» Problem description
Copy the line containing "Convert this document image to plain text.", then all lines after it up to and including the final line of the material, exactly and without additions.

» Recorded data
★ ★ ★ ★

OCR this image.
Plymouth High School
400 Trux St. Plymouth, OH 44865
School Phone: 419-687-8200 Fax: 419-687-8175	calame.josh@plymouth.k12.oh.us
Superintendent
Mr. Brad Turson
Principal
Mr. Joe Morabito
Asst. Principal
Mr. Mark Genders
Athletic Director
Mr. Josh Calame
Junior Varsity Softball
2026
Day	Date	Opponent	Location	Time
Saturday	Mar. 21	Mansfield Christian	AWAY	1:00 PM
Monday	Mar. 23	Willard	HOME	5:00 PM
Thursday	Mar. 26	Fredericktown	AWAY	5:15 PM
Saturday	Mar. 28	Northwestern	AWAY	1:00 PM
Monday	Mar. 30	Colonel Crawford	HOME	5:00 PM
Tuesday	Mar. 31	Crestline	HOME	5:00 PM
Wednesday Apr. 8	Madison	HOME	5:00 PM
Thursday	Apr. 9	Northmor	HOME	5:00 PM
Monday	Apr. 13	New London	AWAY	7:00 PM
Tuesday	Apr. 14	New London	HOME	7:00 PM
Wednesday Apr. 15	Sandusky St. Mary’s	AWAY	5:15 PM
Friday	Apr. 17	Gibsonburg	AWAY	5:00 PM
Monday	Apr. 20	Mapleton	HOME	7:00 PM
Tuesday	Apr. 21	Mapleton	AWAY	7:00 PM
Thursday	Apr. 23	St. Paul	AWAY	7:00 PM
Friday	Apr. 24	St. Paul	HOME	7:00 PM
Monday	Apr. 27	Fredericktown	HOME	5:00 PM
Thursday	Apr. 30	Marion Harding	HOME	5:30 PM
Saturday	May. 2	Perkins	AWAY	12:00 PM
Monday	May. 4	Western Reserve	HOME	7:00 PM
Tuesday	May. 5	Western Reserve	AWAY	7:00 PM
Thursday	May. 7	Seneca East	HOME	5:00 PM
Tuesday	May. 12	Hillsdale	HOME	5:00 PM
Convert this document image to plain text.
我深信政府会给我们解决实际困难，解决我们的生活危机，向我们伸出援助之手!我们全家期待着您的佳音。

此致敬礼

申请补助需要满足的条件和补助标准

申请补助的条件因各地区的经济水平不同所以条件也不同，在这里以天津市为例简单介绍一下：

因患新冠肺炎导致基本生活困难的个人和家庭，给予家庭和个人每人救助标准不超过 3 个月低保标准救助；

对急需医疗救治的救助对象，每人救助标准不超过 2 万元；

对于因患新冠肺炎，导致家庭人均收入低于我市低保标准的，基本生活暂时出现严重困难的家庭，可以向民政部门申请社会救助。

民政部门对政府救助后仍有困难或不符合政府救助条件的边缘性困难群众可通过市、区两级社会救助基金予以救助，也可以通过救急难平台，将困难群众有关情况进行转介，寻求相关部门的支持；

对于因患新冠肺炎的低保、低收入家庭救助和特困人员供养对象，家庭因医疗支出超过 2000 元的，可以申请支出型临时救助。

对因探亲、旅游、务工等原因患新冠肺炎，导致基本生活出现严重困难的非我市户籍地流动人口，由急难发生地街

★ ★ ★ ★

» Exercise answer
Convert this document image to plain text.
我深信政府会给我们解决实际困难，解决我们的生活危机，向我们伸出援助之手!我们全家期待着您的佳音。

此致敬礼

申请补助需要满足的条件和补助标准

申请补助的条件因各地区的经济水平不同所以条件也不同，在这里以天津市为例简单介绍一下：

因患新冠肺炎导致基本生活困难的个人和家庭，给予家庭和个人每人救助标准不超过 3 个月低保标准救助；

对急需医疗救治的救助对象，每人救助标准不超过 2 万元；

对于因患新冠肺炎，导致家庭人均收入低于我市低保标准的，基本生活暂时出现严重困难的家庭，可以向民政部门申请社会救助。

民政部门对政府救助后仍有困难或不符合政府救助条件的边缘性困难群众可通过市、区两级社会救助基金予以救助，也可以通过救急难平台，将困难群众有关情况进行转介，寻求相关部门的支持；

对于因患新冠肺炎的低保、低收入家庭救助和特困人员供养对象，家庭因医疗支出超过 2000 元的，可以申请支出型临时救助。

对因探亲、旅游、务工等原因患新冠肺炎，导致基本生活出现严重困难的非我市户籍地流动人口，由急难发生地街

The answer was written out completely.